### Task to complete:
Spot every line with the word "alene" and return it.

### Record excerpts:
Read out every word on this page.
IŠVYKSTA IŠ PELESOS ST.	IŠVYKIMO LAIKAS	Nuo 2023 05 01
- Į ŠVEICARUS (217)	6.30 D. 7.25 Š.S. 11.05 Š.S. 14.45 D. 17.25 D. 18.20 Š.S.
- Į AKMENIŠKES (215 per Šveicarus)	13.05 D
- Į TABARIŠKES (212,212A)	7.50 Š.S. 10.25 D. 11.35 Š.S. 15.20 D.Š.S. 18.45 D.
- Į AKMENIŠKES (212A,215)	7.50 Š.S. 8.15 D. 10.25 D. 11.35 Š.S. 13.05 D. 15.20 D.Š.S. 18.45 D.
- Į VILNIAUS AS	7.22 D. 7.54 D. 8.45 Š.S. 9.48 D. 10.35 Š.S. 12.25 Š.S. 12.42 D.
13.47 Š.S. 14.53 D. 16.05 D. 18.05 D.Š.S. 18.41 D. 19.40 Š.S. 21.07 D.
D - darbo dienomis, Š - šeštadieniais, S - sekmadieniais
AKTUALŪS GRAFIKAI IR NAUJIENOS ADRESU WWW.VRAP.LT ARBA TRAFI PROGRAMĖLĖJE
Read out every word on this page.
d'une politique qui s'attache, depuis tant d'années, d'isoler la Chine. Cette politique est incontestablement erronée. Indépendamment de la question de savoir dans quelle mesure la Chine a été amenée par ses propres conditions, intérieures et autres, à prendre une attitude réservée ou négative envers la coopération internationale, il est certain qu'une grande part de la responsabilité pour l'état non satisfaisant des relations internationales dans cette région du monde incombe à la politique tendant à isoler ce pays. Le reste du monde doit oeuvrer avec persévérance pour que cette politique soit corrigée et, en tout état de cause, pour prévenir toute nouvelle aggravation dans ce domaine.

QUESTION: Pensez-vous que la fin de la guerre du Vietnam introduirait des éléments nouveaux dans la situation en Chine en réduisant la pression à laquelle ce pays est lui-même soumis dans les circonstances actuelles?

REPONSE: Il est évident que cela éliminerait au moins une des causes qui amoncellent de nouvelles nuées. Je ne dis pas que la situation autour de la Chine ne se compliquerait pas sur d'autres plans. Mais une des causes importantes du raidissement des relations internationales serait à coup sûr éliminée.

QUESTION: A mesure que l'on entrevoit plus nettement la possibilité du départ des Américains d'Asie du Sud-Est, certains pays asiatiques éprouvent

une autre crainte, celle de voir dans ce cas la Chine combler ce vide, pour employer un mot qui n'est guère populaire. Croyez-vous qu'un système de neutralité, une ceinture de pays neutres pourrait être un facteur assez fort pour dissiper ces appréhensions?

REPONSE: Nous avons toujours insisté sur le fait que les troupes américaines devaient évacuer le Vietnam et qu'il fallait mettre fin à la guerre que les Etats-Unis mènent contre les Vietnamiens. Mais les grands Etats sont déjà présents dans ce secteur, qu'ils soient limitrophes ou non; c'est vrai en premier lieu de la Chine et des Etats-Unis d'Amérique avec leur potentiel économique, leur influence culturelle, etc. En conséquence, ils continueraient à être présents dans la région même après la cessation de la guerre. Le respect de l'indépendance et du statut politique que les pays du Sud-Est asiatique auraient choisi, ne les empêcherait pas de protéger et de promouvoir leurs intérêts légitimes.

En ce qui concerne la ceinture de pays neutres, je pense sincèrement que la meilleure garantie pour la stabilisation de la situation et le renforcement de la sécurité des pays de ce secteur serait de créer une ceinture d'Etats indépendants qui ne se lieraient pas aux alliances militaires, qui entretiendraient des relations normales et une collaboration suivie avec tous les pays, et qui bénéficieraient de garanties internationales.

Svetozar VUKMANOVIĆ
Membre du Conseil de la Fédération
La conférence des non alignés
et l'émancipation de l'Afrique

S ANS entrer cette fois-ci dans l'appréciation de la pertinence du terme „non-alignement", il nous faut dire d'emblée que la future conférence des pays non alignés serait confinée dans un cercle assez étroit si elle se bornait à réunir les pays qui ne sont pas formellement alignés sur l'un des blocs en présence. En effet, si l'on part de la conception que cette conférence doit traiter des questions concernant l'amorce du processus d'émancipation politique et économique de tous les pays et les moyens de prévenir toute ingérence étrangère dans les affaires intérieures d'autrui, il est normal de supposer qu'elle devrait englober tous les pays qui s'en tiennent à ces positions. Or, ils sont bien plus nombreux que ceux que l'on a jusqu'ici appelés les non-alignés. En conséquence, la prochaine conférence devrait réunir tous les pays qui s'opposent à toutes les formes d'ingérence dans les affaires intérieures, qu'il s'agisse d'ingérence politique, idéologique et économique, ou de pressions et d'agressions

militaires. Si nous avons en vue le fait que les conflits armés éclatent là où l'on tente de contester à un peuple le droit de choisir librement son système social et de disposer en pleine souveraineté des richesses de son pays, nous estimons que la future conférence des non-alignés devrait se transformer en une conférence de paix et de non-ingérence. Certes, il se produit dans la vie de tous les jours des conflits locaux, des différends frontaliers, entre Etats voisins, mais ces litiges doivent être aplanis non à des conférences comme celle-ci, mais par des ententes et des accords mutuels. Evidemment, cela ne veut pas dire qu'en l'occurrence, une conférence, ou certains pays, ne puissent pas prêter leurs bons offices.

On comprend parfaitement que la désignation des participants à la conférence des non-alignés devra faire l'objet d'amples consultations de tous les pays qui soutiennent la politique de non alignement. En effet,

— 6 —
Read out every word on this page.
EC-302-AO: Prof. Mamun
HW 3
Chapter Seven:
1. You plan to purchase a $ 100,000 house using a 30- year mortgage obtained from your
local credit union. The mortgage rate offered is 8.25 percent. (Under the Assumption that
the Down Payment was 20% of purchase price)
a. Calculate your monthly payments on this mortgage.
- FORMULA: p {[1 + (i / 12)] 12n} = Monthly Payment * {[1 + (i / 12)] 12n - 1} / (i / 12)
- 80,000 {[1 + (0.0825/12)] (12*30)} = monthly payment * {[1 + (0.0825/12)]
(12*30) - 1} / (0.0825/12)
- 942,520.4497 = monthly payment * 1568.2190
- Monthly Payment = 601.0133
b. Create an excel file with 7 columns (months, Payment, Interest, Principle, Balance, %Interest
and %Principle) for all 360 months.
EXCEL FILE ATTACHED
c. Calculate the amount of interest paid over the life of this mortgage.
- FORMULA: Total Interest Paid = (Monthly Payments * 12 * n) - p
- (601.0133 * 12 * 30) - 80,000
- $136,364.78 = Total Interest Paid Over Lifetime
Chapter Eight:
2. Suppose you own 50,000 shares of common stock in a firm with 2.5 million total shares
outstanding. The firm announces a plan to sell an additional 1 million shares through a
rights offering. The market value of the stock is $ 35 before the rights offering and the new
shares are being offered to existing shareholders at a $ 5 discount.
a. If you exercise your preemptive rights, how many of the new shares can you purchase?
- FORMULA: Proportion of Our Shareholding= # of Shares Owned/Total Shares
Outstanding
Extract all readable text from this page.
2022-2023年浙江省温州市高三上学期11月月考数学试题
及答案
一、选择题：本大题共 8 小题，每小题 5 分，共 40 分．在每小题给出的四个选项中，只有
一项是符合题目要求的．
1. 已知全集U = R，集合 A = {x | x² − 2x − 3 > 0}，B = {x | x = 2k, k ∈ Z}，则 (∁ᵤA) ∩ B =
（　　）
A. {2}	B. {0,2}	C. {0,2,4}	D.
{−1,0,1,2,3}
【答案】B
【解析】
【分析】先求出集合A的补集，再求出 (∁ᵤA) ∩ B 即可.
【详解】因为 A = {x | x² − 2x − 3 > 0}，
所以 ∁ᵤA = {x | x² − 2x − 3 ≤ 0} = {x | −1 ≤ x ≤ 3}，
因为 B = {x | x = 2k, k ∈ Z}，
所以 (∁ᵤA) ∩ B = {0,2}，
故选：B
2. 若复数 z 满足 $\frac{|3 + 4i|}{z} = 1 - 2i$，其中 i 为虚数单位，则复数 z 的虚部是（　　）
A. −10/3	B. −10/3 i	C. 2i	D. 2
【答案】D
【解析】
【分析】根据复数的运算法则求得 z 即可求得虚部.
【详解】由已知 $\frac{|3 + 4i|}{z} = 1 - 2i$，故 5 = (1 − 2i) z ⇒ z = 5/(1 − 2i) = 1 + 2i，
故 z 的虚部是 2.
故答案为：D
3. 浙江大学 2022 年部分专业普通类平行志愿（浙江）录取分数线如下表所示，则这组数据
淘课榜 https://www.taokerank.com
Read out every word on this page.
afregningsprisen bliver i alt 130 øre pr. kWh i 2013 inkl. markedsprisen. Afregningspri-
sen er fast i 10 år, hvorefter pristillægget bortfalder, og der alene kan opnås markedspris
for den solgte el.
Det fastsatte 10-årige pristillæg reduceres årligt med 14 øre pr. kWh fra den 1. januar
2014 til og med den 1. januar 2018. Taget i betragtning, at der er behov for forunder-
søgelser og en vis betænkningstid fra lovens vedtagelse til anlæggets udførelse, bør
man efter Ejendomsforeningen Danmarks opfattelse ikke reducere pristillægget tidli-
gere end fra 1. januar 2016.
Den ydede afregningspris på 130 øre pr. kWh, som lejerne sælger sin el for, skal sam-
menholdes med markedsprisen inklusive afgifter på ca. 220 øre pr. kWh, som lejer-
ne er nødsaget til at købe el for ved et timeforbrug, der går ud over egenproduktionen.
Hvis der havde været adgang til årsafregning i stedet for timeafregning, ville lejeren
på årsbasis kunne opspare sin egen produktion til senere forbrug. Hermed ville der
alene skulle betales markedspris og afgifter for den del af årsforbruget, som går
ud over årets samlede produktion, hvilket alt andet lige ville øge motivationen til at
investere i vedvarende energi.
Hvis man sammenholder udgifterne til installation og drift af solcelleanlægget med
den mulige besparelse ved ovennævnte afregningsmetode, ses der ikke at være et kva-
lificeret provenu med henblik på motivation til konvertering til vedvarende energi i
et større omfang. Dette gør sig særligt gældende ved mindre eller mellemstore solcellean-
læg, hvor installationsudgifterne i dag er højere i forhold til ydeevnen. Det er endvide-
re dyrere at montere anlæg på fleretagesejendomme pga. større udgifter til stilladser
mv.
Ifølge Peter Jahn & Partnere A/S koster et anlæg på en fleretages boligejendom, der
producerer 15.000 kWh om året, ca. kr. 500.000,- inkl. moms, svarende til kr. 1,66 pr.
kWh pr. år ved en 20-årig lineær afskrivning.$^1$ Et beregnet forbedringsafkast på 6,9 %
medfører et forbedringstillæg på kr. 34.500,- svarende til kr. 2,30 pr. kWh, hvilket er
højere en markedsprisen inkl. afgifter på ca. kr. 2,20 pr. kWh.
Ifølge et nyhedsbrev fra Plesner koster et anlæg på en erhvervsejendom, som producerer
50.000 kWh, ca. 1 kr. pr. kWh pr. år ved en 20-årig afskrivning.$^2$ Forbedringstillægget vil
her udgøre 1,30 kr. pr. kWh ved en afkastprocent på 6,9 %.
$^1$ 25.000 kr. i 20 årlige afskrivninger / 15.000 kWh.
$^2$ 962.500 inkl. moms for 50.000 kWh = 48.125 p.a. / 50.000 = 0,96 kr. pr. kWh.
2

### Answer for this exercise:
sen er fast i 10 år, hvorefter pristillægget bortfalder, og der alene kan opnås markedspris
alene skulle betales markedspris og afgifter for den del af årsforbruget, som går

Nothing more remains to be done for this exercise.